STATED PROBLEM >> Copy out the final stretch of the listing: the line that contains "Parse this screenshot: output" and all lines after it, exactly as they appear.

==== RECORD SET ====

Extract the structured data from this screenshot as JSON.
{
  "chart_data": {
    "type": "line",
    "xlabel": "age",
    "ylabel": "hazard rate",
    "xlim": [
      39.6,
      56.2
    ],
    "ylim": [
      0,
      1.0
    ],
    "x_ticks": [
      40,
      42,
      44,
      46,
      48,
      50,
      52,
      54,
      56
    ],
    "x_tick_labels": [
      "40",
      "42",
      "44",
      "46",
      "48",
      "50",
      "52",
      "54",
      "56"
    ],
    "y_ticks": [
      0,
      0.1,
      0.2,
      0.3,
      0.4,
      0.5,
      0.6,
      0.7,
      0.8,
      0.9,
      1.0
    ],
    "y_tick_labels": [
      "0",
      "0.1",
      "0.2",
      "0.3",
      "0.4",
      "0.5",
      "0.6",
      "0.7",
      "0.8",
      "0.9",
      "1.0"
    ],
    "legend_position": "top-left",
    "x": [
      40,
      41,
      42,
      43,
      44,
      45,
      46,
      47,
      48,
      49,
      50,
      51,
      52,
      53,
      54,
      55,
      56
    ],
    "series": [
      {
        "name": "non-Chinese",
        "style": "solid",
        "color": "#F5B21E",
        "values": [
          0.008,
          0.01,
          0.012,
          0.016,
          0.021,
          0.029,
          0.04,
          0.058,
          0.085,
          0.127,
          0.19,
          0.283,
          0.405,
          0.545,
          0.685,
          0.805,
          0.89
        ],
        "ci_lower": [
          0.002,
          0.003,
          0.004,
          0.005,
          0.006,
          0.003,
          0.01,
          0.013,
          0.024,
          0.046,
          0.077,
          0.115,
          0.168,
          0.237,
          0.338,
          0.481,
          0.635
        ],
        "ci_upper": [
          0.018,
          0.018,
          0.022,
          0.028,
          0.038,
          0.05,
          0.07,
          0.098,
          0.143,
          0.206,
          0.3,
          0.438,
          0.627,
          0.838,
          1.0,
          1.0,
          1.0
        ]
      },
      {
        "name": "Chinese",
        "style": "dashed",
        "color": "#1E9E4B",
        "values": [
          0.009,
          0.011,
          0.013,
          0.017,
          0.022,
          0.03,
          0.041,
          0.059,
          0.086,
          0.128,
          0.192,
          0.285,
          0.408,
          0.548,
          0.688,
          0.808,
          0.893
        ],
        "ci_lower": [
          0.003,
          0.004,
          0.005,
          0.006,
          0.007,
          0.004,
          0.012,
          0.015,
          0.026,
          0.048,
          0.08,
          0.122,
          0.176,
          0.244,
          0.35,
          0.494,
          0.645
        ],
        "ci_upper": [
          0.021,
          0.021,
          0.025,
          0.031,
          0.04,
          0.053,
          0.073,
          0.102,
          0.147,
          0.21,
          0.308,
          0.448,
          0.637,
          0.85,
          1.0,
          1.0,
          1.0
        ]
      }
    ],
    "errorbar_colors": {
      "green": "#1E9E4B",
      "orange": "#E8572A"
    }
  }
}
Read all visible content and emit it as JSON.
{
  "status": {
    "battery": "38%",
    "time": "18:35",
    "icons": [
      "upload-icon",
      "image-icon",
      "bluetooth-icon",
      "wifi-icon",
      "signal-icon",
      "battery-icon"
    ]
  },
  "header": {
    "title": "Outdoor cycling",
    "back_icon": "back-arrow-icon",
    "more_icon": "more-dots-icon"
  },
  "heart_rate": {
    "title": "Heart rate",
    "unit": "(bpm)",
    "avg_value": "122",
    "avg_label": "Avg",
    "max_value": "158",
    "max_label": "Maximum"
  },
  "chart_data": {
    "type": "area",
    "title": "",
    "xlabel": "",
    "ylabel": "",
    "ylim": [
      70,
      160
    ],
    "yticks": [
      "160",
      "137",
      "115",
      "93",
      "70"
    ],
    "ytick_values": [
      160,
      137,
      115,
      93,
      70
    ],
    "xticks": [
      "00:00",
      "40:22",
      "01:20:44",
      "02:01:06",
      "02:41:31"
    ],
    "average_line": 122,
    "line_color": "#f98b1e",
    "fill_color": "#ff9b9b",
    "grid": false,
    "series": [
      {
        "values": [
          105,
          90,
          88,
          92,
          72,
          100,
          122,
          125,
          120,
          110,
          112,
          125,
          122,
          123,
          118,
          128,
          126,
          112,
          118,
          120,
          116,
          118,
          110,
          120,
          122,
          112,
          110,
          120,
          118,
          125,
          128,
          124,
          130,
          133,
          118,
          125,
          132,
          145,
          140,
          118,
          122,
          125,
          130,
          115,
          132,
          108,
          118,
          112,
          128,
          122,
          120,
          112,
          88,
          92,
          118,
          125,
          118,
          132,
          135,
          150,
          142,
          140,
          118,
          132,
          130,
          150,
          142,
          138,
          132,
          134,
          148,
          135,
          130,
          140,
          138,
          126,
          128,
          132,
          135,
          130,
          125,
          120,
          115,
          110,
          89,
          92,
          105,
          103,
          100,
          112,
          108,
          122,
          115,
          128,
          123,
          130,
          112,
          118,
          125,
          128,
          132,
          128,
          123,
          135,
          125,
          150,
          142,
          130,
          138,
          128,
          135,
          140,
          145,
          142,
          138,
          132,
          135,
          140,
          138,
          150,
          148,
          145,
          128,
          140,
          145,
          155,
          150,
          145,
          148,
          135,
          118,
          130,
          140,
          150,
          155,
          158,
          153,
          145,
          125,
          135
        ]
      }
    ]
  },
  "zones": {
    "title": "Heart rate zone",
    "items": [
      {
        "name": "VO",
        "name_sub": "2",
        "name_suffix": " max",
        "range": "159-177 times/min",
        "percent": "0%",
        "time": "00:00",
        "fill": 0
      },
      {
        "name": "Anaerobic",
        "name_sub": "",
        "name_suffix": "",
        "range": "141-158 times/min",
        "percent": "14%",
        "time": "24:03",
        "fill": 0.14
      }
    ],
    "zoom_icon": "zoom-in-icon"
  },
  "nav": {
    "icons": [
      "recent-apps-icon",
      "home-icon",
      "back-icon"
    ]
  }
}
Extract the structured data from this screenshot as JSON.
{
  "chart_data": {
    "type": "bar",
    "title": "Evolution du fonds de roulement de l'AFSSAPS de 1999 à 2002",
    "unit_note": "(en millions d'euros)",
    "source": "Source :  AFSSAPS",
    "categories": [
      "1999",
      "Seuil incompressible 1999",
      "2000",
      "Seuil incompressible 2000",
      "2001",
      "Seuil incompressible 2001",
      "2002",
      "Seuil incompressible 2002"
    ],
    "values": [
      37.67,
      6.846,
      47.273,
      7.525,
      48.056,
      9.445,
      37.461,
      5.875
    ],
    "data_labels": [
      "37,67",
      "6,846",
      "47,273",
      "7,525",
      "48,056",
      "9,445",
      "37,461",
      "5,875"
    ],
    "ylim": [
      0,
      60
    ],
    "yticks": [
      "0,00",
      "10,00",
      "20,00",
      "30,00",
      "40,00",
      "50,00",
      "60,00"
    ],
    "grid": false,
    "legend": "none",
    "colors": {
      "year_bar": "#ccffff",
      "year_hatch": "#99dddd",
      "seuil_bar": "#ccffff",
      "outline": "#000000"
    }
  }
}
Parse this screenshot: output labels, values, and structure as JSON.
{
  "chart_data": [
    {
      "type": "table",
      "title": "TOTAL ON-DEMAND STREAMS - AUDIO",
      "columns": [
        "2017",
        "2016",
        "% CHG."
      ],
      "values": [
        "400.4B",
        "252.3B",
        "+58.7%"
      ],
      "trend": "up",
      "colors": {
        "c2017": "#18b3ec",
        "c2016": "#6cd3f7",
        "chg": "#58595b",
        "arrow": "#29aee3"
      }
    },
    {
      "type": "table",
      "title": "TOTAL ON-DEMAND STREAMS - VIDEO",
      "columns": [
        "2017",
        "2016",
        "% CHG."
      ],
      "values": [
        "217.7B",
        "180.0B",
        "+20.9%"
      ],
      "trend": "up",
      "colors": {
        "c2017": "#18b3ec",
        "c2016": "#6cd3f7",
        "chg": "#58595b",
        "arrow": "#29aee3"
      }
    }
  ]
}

====

SOLUTION >>
Parse this screenshot: output labels, values, and structure as JSON.
{
  "chart_data": [
    {
      "type": "table",
      "title": "TOTAL ON-DEMAND STREAMS - AUDIO",
      "columns": [
        "2017",
        "2016",
        "% CHG."
      ],
      "values": [
        "400.4B",
        "252.3B",
        "+58.7%"
      ],
      "trend": "up",
      "colors": {
        "c2017": "#18b3ec",
        "c2016": "#6cd3f7",
        "chg": "#58595b",
        "arrow": "#29aee3"
      }
    },
    {
      "type": "table",
      "title": "TOTAL ON-DEMAND STREAMS - VIDEO",
      "columns": [
        "2017",
        "2016",
        "% CHG."
      ],
      "values": [
        "217.7B",
        "180.0B",
        "+20.9%"
      ],
      "trend": "up",
      "colors": {
        "c2017": "#18b3ec",
        "c2016": "#6cd3f7",
        "chg": "#58595b",
        "arrow": "#29aee3"
      }
    }
  ]
}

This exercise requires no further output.